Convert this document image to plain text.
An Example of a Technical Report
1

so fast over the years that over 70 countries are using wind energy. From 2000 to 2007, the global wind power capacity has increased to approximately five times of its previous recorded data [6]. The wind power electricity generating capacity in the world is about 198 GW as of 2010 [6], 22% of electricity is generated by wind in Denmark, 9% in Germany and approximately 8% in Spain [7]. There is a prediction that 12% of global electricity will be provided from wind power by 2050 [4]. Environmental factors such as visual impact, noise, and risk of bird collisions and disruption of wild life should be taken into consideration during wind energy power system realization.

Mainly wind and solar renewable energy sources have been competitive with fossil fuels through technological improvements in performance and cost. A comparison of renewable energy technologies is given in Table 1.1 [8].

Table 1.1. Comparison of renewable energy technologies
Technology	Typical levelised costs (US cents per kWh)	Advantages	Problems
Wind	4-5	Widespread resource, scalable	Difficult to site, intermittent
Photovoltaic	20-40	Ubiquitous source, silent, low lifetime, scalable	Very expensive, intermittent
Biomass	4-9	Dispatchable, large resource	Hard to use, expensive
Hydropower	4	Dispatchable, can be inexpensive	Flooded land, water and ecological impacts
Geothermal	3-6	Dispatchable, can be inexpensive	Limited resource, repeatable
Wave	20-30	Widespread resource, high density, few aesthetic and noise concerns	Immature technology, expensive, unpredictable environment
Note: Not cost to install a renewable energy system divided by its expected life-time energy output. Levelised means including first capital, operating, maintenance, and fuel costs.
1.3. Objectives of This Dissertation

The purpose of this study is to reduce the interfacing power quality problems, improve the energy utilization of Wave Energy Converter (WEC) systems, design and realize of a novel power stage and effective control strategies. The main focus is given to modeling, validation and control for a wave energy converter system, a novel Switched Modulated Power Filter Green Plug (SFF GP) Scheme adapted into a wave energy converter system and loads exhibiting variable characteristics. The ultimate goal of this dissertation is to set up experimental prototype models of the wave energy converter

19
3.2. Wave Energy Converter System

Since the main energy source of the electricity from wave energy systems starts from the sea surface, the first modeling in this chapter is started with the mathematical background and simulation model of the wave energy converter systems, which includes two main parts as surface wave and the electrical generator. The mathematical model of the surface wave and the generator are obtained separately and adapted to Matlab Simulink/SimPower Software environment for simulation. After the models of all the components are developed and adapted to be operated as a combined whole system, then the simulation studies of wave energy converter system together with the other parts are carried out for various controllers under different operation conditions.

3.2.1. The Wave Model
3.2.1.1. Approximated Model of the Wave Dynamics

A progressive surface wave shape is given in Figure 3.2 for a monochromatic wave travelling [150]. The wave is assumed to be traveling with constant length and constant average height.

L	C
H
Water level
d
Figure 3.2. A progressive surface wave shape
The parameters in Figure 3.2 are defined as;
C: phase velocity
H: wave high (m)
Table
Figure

[Required work] Every line containing the string "Figure" must be listed.

[Task response]
A progressive surface wave shape is given in Figure 3.2 for a monochromatic wave travelling [150]. The wave is assumed to be traveling with constant length and constant average height.
Figure 3.2. A progressive surface wave shape
The parameters in Figure 3.2 are defined as;
Figure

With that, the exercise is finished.